* _Supplied data_
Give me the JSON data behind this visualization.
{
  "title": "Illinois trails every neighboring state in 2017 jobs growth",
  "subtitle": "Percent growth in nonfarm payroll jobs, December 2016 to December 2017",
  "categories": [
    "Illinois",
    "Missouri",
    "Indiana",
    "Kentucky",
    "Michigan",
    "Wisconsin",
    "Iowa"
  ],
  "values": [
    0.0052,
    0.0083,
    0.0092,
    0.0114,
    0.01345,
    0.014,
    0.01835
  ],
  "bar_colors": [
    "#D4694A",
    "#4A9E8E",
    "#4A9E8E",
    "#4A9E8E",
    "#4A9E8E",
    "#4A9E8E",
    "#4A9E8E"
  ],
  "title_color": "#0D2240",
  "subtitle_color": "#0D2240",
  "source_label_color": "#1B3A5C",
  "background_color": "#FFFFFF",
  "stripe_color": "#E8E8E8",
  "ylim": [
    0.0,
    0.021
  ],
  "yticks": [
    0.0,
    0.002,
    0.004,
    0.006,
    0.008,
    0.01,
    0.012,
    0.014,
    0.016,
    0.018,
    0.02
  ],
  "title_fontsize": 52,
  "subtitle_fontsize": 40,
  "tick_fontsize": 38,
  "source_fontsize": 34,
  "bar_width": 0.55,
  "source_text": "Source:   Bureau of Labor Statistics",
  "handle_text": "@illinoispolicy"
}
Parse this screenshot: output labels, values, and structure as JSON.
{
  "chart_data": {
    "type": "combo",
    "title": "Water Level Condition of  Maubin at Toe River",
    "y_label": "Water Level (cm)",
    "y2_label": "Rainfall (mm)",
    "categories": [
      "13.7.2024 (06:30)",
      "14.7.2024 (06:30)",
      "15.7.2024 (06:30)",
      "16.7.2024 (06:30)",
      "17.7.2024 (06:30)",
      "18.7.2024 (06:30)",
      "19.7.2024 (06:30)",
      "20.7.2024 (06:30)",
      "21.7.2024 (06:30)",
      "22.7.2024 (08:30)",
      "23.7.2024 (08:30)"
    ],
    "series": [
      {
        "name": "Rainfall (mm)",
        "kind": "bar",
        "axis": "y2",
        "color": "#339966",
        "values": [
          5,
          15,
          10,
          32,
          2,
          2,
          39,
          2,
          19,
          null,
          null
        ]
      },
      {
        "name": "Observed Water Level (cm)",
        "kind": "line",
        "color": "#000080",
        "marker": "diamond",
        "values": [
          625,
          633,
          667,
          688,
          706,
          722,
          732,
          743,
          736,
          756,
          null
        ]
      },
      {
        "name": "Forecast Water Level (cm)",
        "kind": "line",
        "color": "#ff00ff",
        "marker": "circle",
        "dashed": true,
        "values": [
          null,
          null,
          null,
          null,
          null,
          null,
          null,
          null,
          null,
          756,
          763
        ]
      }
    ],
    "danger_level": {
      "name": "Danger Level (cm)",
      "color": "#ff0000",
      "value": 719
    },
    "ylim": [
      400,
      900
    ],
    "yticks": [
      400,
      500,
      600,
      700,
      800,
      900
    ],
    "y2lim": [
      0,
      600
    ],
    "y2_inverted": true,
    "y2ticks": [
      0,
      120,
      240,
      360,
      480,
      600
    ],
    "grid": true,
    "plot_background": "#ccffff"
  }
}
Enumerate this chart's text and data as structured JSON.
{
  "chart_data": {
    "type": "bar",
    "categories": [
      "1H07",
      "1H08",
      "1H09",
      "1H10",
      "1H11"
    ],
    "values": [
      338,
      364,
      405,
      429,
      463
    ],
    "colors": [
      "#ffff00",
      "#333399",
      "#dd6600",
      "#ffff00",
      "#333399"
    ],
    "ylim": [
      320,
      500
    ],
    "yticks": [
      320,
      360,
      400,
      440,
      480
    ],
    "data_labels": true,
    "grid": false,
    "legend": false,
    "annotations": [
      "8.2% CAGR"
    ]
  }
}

* _Exercise task_
Give back the whole listing exactly as it reads.

* _Full answer_
Give me the JSON data behind this visualization.
{
  "title": "Illinois trails every neighboring state in 2017 jobs growth",
  "subtitle": "Percent growth in nonfarm payroll jobs, December 2016 to December 2017",
  "categories": [
    "Illinois",
    "Missouri",
    "Indiana",
    "Kentucky",
    "Michigan",
    "Wisconsin",
    "Iowa"
  ],
  "values": [
    0.0052,
    0.0083,
    0.0092,
    0.0114,
    0.01345,
    0.014,
    0.01835
  ],
  "bar_colors": [
    "#D4694A",
    "#4A9E8E",
    "#4A9E8E",
    "#4A9E8E",
    "#4A9E8E",
    "#4A9E8E",
    "#4A9E8E"
  ],
  "title_color": "#0D2240",
  "subtitle_color": "#0D2240",
  "source_label_color": "#1B3A5C",
  "background_color": "#FFFFFF",
  "stripe_color": "#E8E8E8",
  "ylim": [
    0.0,
    0.021
  ],
  "yticks": [
    0.0,
    0.002,
    0.004,
    0.006,
    0.008,
    0.01,
    0.012,
    0.014,
    0.016,
    0.018,
    0.02
  ],
  "title_fontsize": 52,
  "subtitle_fontsize": 40,
  "tick_fontsize": 38,
  "source_fontsize": 34,
  "bar_width": 0.55,
  "source_text": "Source:   Bureau of Labor Statistics",
  "handle_text": "@illinoispolicy"
}
Parse this screenshot: output labels, values, and structure as JSON.
{
  "chart_data": {
    "type": "combo",
    "title": "Water Level Condition of  Maubin at Toe River",
    "y_label": "Water Level (cm)",
    "y2_label": "Rainfall (mm)",
    "categories": [
      "13.7.2024 (06:30)",
      "14.7.2024 (06:30)",
      "15.7.2024 (06:30)",
      "16.7.2024 (06:30)",
      "17.7.2024 (06:30)",
      "18.7.2024 (06:30)",
      "19.7.2024 (06:30)",
      "20.7.2024 (06:30)",
      "21.7.2024 (06:30)",
      "22.7.2024 (08:30)",
      "23.7.2024 (08:30)"
    ],
    "series": [
      {
        "name": "Rainfall (mm)",
        "kind": "bar",
        "axis": "y2",
        "color": "#339966",
        "values": [
          5,
          15,
          10,
          32,
          2,
          2,
          39,
          2,
          19,
          null,
          null
        ]
      },
      {
        "name": "Observed Water Level (cm)",
        "kind": "line",
        "color": "#000080",
        "marker": "diamond",
        "values": [
          625,
          633,
          667,
          688,
          706,
          722,
          732,
          743,
          736,
          756,
          null
        ]
      },
      {
        "name": "Forecast Water Level (cm)",
        "kind": "line",
        "color": "#ff00ff",
        "marker": "circle",
        "dashed": true,
        "values": [
          null,
          null,
          null,
          null,
          null,
          null,
          null,
          null,
          null,
          756,
          763
        ]
      }
    ],
    "danger_level": {
      "name": "Danger Level (cm)",
      "color": "#ff0000",
      "value": 719
    },
    "ylim": [
      400,
      900
    ],
    "yticks": [
      400,
      500,
      600,
      700,
      800,
      900
    ],
    "y2lim": [
      0,
      600
    ],
    "y2_inverted": true,
    "y2ticks": [
      0,
      120,
      240,
      360,
      480,
      600
    ],
    "grid": true,
    "plot_background": "#ccffff"
  }
}
Enumerate this chart's text and data as structured JSON.
{
  "chart_data": {
    "type": "bar",
    "categories": [
      "1H07",
      "1H08",
      "1H09",
      "1H10",
      "1H11"
    ],
    "values": [
      338,
      364,
      405,
      429,
      463
    ],
    "colors": [
      "#ffff00",
      "#333399",
      "#dd6600",
      "#ffff00",
      "#333399"
    ],
    "ylim": [
      320,
      500
    ],
    "yticks": [
      320,
      360,
      400,
      440,
      480
    ],
    "data_labels": true,
    "grid": false,
    "legend": false,
    "annotations": [
      "8.2% CAGR"
    ]
  }
}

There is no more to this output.